DATA FOR THIS TASK:
§ §

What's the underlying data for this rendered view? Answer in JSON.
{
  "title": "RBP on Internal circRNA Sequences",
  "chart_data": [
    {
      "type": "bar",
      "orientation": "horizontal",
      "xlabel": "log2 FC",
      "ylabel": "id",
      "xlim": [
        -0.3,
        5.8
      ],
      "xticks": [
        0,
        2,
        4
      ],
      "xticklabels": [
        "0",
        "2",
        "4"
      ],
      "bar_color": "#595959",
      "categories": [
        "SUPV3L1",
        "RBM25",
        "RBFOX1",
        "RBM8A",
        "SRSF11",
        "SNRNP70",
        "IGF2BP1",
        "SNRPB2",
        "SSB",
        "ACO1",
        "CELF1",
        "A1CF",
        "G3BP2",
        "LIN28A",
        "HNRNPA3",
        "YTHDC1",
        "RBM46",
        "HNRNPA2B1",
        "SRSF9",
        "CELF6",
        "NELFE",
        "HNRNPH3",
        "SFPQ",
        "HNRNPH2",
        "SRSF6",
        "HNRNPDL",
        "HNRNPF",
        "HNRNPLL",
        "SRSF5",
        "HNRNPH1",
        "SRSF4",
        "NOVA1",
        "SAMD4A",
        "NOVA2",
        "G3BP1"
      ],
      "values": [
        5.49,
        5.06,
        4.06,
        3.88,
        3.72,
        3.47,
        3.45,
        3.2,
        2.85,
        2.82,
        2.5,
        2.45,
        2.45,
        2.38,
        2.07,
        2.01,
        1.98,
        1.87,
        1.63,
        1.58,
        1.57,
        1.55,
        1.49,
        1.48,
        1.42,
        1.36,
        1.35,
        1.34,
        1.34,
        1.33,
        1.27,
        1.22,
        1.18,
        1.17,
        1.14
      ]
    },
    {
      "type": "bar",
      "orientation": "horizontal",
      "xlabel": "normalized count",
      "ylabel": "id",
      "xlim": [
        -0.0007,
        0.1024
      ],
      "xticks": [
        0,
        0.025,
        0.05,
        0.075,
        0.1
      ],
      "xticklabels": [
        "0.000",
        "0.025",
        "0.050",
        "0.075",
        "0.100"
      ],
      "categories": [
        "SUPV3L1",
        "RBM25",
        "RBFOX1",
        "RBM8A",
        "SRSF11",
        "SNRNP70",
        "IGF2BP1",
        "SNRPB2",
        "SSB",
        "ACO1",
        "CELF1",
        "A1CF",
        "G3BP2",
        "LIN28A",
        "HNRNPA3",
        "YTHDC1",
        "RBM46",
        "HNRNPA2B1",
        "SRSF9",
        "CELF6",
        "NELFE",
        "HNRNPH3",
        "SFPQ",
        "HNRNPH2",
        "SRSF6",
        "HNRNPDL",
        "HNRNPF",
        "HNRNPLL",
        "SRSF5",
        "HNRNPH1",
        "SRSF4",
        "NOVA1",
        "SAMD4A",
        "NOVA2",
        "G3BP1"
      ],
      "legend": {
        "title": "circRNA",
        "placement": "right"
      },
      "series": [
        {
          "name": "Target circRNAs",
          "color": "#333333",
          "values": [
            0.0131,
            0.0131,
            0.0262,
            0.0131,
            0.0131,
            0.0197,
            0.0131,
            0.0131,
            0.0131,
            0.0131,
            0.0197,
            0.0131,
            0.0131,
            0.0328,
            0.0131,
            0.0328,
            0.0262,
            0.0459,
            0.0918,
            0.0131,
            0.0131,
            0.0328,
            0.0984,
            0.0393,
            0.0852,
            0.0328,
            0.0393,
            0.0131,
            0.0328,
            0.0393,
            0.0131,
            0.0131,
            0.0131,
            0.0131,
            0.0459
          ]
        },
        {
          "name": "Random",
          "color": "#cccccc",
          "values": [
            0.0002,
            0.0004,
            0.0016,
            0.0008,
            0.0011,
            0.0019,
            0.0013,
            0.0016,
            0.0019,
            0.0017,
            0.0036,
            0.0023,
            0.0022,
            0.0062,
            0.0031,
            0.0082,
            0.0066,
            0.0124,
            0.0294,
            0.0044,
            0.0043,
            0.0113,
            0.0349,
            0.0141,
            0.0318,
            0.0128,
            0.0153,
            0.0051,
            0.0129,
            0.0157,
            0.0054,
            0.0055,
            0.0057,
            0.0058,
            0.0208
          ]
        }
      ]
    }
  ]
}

§ §

Retype the listing exactly, in full.

EXERCISE RESULT:
What's the underlying data for this rendered view? Answer in JSON.
{
  "title": "RBP on Internal circRNA Sequences",
  "chart_data": [
    {
      "type": "bar",
      "orientation": "horizontal",
      "xlabel": "log2 FC",
      "ylabel": "id",
      "xlim": [
        -0.3,
        5.8
      ],
      "xticks": [
        0,
        2,
        4
      ],
      "xticklabels": [
        "0",
        "2",
        "4"
      ],
      "bar_color": "#595959",
      "categories": [
        "SUPV3L1",
        "RBM25",
        "RBFOX1",
        "RBM8A",
        "SRSF11",
        "SNRNP70",
        "IGF2BP1",
        "SNRPB2",
        "SSB",
        "ACO1",
        "CELF1",
        "A1CF",
        "G3BP2",
        "LIN28A",
        "HNRNPA3",
        "YTHDC1",
        "RBM46",
        "HNRNPA2B1",
        "SRSF9",
        "CELF6",
        "NELFE",
        "HNRNPH3",
        "SFPQ",
        "HNRNPH2",
        "SRSF6",
        "HNRNPDL",
        "HNRNPF",
        "HNRNPLL",
        "SRSF5",
        "HNRNPH1",
        "SRSF4",
        "NOVA1",
        "SAMD4A",
        "NOVA2",
        "G3BP1"
      ],
      "values": [
        5.49,
        5.06,
        4.06,
        3.88,
        3.72,
        3.47,
        3.45,
        3.2,
        2.85,
        2.82,
        2.5,
        2.45,
        2.45,
        2.38,
        2.07,
        2.01,
        1.98,
        1.87,
        1.63,
        1.58,
        1.57,
        1.55,
        1.49,
        1.48,
        1.42,
        1.36,
        1.35,
        1.34,
        1.34,
        1.33,
        1.27,
        1.22,
        1.18,
        1.17,
        1.14
      ]
    },
    {
      "type": "bar",
      "orientation": "horizontal",
      "xlabel": "normalized count",
      "ylabel": "id",
      "xlim": [
        -0.0007,
        0.1024
      ],
      "xticks": [
        0,
        0.025,
        0.05,
        0.075,
        0.1
      ],
      "xticklabels": [
        "0.000",
        "0.025",
        "0.050",
        "0.075",
        "0.100"
      ],
      "categories": [
        "SUPV3L1",
        "RBM25",
        "RBFOX1",
        "RBM8A",
        "SRSF11",
        "SNRNP70",
        "IGF2BP1",
        "SNRPB2",
        "SSB",
        "ACO1",
        "CELF1",
        "A1CF",
        "G3BP2",
        "LIN28A",
        "HNRNPA3",
        "YTHDC1",
        "RBM46",
        "HNRNPA2B1",
        "SRSF9",
        "CELF6",
        "NELFE",
        "HNRNPH3",
        "SFPQ",
        "HNRNPH2",
        "SRSF6",
        "HNRNPDL",
        "HNRNPF",
        "HNRNPLL",
        "SRSF5",
        "HNRNPH1",
        "SRSF4",
        "NOVA1",
        "SAMD4A",
        "NOVA2",
        "G3BP1"
      ],
      "legend": {
        "title": "circRNA",
        "placement": "right"
      },
      "series": [
        {
          "name": "Target circRNAs",
          "color": "#333333",
          "values": [
            0.0131,
            0.0131,
            0.0262,
            0.0131,
            0.0131,
            0.0197,
            0.0131,
            0.0131,
            0.0131,
            0.0131,
            0.0197,
            0.0131,
            0.0131,
            0.0328,
            0.0131,
            0.0328,
            0.0262,
            0.0459,
            0.0918,
            0.0131,
            0.0131,
            0.0328,
            0.0984,
            0.0393,
            0.0852,
            0.0328,
            0.0393,
            0.0131,
            0.0328,
            0.0393,
            0.0131,
            0.0131,
            0.0131,
            0.0131,
            0.0459
          ]
        },
        {
          "name": "Random",
          "color": "#cccccc",
          "values": [
            0.0002,
            0.0004,
            0.0016,
            0.0008,
            0.0011,
            0.0019,
            0.0013,
            0.0016,
            0.0019,
            0.0017,
            0.0036,
            0.0023,
            0.0022,
            0.0062,
            0.0031,
            0.0082,
            0.0066,
            0.0124,
            0.0294,
            0.0044,
            0.0043,
            0.0113,
            0.0349,
            0.0141,
            0.0318,
            0.0128,
            0.0153,
            0.0051,
            0.0129,
            0.0157,
            0.0054,
            0.0055,
            0.0057,
            0.0058,
            0.0208
          ]
        }
      ]
    }
  ]
}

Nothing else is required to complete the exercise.